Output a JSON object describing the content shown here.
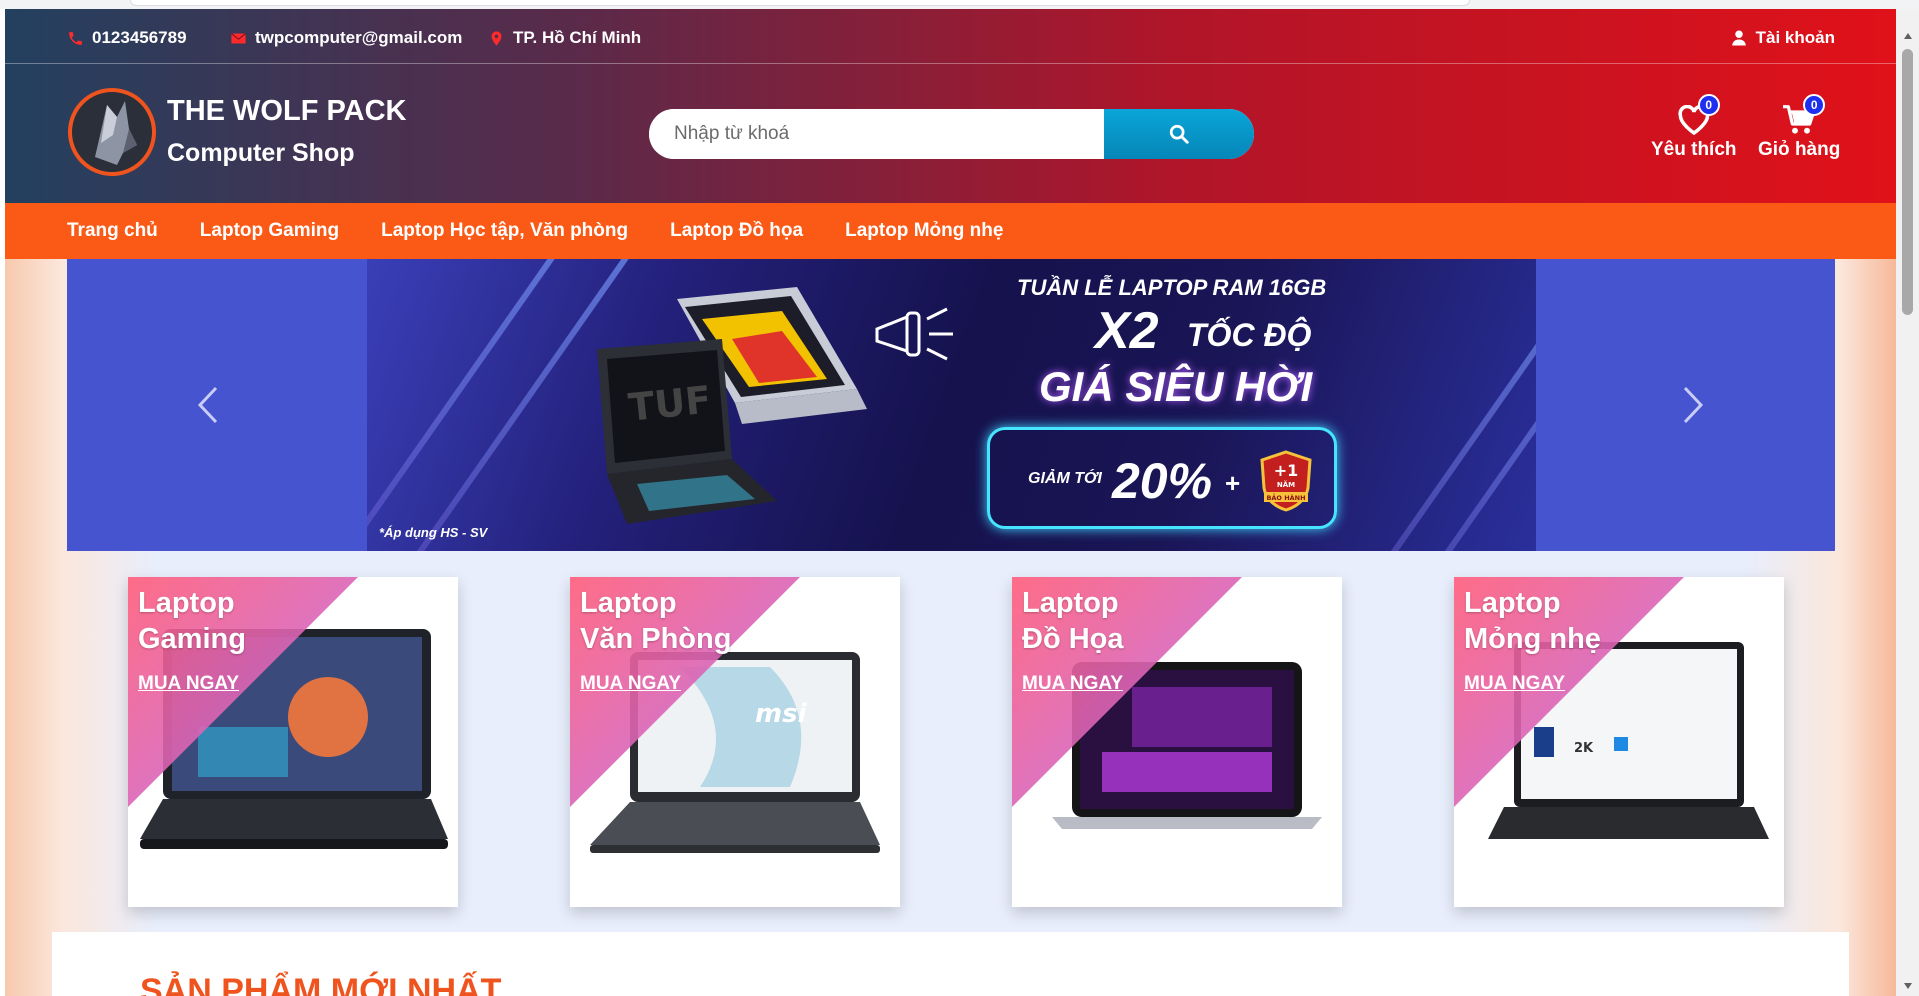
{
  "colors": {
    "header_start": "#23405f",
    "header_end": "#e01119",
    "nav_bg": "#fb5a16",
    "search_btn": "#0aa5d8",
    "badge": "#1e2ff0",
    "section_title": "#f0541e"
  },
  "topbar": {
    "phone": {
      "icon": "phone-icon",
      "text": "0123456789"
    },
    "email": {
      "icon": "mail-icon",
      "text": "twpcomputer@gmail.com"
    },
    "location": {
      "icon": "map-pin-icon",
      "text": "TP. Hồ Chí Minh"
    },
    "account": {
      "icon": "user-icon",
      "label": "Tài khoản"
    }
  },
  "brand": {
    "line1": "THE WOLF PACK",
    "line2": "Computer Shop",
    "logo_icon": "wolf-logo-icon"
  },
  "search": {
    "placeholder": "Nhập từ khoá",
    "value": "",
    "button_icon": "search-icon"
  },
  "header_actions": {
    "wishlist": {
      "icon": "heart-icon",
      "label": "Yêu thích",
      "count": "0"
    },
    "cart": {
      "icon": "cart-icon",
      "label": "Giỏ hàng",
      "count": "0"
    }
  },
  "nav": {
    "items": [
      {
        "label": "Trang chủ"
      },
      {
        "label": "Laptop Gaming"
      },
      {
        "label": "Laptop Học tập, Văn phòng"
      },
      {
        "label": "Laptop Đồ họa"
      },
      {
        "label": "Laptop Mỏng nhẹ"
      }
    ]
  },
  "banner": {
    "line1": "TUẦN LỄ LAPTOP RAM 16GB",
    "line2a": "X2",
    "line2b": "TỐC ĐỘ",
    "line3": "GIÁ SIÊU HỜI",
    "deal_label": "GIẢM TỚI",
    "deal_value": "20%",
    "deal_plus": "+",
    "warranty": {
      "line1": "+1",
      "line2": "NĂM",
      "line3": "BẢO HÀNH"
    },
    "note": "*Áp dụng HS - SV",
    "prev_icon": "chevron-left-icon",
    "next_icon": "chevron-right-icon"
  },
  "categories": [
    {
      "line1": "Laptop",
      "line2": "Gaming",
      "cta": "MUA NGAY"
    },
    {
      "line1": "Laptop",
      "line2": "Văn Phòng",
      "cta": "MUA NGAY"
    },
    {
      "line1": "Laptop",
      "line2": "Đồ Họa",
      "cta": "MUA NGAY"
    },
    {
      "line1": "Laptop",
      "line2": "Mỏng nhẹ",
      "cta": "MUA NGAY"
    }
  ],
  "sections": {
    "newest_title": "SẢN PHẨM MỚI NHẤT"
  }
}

☆ ☆ ☆ ☆ ☆

# The problem
Drop the images and repeat the data exactly.

# Output for this task
Output a JSON object describing the content shown here.
{
  "colors": {
    "header_start": "#23405f",
    "header_end": "#e01119",
    "nav_bg": "#fb5a16",
    "search_btn": "#0aa5d8",
    "badge": "#1e2ff0",
    "section_title": "#f0541e"
  },
  "topbar": {
    "phone": {
      "icon": "phone-icon",
      "text": "0123456789"
    },
    "email": {
      "icon": "mail-icon",
      "text": "twpcomputer@gmail.com"
    },
    "location": {
      "icon": "map-pin-icon",
      "text": "TP. Hồ Chí Minh"
    },
    "account": {
      "icon": "user-icon",
      "label": "Tài khoản"
    }
  },
  "brand": {
    "line1": "THE WOLF PACK",
    "line2": "Computer Shop",
    "logo_icon": "wolf-logo-icon"
  },
  "search": {
    "placeholder": "Nhập từ khoá",
    "value": "",
    "button_icon": "search-icon"
  },
  "header_actions": {
    "wishlist": {
      "icon": "heart-icon",
      "label": "Yêu thích",
      "count": "0"
    },
    "cart": {
      "icon": "cart-icon",
      "label": "Giỏ hàng",
      "count": "0"
    }
  },
  "nav": {
    "items": [
      {
        "label": "Trang chủ"
      },
      {
        "label": "Laptop Gaming"
      },
      {
        "label": "Laptop Học tập, Văn phòng"
      },
      {
        "label": "Laptop Đồ họa"
      },
      {
        "label": "Laptop Mỏng nhẹ"
      }
    ]
  },
  "banner": {
    "line1": "TUẦN LỄ LAPTOP RAM 16GB",
    "line2a": "X2",
    "line2b": "TỐC ĐỘ",
    "line3": "GIÁ SIÊU HỜI",
    "deal_label": "GIẢM TỚI",
    "deal_value": "20%",
    "deal_plus": "+",
    "warranty": {
      "line1": "+1",
      "line2": "NĂM",
      "line3": "BẢO HÀNH"
    },
    "note": "*Áp dụng HS - SV",
    "prev_icon": "chevron-left-icon",
    "next_icon": "chevron-right-icon"
  },
  "categories": [
    {
      "line1": "Laptop",
      "line2": "Gaming",
      "cta": "MUA NGAY"
    },
    {
      "line1": "Laptop",
      "line2": "Văn Phòng",
      "cta": "MUA NGAY"
    },
    {
      "line1": "Laptop",
      "line2": "Đồ Họa",
      "cta": "MUA NGAY"
    },
    {
      "line1": "Laptop",
      "line2": "Mỏng nhẹ",
      "cta": "MUA NGAY"
    }
  ],
  "sections": {
    "newest_title": "SẢN PHẨM MỚI NHẤT"
  }
}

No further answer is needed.